● REQUISITI DEL COMPITO: Trascrivi il passo dei commenti sull'Olimpia da "4. Io vedrei" a "personalismo e scade.", sostituendo "squadra" con "formazione".

● ESTRATTO DEL DOCUMENTO:
=-=-=-=-=


      1. Esatto scudetto. Mi piacerebbe che lo ripetessero con un po’ di coraggio

    2. Il problema non sono le opinioni ma i toni. Per me l’Olimpia non ha un motivo per non vincere il campionato a questo punto, se recupera gli infortunati. Amen, MItoglou è andato ma in una serie 4/7 con Bologna credo che l’Olimpia possa e debba far valere la sua qualità. Se poi la Virtus giocherà alla grande, meriterà di vincere.

      I toni di “la stagione ha senso solo se vinci il campionato” purtroppo invece esistono da decenni e hanno prodotto la classe di tifosi italiani, in tutti gli sport o quasi.

  4. Io vedrei invece che nonostante gli infortuni e le tante partite e trasferte si è ancora lì in Italia vuol dire che la squadra è decisamente valida. Poi ognuno ha la sua opinione ma quando questa travalica i dati oggettivi è faziosità e personalismo e scade.

    1. Sono faziosi nella misura che pretendono a “gran voce” lo scudetto. Se non lo avessero detto, sicuramente non sarebbero stati tacciati di faziosità.

    2. Gamba no abbiamo più volte scritto e lui per noi è non solo.ha vinto molto e da protagonista cosa che l’autorizzazione a dire ciò che vuole ( comunque spre 8n buona fede) Fabbricatore invece non lo ricordo quale protagonista ed in questa occasione parlare di scuse per tutti i problemi Olimpia è da arroganti e presuntuosi.

  5. Che qualche scelta sia stata sbagliata è una verità difficile da negare. Così come l’arrivo di Melli e Hall sono state certamente vincenti. Come per Bentil, preso a metà stagione
    Chi (mi) è mancato è Ricci: a livello di lba mi aspettavo più punti e più rimbalzi.

=-=-=-=-=

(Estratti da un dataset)
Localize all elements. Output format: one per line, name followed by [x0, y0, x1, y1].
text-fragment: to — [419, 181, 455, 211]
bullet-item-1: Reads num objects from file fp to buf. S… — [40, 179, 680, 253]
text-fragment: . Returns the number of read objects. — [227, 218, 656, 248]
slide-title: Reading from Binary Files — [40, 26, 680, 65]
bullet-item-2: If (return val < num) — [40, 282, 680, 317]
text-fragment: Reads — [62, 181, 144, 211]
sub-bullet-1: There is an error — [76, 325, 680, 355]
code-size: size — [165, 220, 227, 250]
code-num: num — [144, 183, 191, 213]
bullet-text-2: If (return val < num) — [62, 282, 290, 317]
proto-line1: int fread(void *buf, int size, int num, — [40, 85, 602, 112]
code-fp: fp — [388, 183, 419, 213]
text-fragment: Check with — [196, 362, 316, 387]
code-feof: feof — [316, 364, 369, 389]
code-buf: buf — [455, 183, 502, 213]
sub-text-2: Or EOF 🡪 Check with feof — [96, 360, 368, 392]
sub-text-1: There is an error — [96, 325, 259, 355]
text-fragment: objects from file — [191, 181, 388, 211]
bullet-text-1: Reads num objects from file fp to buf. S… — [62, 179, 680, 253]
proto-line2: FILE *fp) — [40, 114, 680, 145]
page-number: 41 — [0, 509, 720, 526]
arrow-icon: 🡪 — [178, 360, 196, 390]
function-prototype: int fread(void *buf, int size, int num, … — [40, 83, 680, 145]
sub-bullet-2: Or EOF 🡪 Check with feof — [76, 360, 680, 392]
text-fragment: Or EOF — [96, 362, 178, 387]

=-=-=-=-=

● RISPOSTA:
4. Io vedrei invece che nonostante gli infortuni e le tante partite e trasferte si è ancora lì in Italia vuol dire che la formazione è decisamente valida. Poi ognuno ha la sua opinione ma quando questa travalica i dati oggettivi è faziosità e personalismo e scade.